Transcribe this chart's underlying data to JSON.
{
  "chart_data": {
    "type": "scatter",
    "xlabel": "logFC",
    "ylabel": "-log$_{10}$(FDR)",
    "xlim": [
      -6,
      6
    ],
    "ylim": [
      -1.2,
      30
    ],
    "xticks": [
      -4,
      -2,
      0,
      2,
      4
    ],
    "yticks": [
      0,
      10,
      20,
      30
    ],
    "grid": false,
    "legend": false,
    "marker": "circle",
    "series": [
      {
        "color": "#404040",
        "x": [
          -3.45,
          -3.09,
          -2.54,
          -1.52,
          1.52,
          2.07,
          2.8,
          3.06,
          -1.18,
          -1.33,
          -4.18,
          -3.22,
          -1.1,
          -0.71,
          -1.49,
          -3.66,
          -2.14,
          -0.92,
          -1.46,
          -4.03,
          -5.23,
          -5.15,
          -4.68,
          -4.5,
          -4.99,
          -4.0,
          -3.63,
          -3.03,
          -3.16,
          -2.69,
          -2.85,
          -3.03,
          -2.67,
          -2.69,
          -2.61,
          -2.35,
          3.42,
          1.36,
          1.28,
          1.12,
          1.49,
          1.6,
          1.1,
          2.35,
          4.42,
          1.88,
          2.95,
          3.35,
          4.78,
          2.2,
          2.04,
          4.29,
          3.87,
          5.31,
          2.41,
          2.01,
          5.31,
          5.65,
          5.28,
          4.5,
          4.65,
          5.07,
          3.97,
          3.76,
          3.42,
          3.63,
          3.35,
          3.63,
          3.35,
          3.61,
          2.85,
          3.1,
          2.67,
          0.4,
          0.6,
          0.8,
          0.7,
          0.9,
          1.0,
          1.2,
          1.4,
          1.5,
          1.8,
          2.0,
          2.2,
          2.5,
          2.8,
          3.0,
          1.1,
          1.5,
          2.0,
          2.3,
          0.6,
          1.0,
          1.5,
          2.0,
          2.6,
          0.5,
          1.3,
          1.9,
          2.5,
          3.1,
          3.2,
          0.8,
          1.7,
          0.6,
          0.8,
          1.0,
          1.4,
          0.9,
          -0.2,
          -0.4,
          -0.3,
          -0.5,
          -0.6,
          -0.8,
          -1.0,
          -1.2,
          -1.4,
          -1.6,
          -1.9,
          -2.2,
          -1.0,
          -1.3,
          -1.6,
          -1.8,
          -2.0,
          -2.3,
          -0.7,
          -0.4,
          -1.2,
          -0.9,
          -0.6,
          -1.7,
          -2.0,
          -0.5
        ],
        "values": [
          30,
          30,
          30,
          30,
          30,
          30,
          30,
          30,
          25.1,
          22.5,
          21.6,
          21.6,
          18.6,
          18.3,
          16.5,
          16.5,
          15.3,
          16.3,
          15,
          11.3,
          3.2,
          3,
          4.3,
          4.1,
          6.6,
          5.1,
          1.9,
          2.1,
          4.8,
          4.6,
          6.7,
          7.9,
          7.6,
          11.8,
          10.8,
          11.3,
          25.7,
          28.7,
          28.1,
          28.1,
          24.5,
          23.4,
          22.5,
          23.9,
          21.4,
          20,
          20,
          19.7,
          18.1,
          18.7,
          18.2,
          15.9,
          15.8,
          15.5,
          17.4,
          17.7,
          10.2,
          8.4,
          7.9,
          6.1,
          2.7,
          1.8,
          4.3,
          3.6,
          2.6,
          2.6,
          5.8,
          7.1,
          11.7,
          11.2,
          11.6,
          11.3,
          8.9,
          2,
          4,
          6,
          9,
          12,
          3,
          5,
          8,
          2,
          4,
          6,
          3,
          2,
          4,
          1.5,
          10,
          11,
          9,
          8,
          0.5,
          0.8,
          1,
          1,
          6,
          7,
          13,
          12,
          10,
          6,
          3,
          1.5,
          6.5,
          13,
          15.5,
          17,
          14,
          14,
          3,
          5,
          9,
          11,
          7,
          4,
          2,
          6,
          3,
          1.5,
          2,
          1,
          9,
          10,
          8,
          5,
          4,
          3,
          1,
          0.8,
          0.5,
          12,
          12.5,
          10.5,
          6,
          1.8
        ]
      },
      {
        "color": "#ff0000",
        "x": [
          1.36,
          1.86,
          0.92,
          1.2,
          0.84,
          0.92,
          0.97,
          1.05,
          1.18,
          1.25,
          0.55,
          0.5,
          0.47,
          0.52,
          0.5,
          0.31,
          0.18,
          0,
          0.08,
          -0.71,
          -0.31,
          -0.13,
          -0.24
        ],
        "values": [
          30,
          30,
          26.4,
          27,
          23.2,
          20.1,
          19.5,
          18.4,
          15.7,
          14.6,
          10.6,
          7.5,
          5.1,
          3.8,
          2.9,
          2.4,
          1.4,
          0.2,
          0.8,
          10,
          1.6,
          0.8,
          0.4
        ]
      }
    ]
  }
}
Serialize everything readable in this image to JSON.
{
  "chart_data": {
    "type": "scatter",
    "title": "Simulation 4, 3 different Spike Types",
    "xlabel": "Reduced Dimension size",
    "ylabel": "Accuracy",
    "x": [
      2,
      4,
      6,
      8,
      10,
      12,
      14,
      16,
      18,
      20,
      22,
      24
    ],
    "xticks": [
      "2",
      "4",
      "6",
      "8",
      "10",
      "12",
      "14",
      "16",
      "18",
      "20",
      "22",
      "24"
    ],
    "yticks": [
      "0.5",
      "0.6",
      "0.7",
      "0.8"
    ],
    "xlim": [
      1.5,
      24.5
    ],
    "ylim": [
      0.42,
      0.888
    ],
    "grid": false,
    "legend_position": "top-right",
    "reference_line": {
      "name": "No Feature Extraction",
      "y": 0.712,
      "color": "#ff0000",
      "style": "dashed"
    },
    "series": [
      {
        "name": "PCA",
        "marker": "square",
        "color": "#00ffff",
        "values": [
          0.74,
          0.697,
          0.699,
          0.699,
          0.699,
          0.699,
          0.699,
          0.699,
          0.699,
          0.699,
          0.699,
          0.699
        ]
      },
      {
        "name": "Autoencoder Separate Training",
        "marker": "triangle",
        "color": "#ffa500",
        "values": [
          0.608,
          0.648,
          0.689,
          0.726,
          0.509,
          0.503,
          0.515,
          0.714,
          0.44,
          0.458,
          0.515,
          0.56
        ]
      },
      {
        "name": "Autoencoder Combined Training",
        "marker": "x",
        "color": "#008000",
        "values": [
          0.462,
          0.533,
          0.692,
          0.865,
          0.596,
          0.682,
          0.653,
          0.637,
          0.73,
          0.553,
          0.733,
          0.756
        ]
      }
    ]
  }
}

TO BE DONE
Select the lines in this material that hold the word "marker", leaving none out.

COMPLETED EXERCISE
    "marker": "circle",
        "marker": "square",
        "marker": "triangle",
        "marker": "x",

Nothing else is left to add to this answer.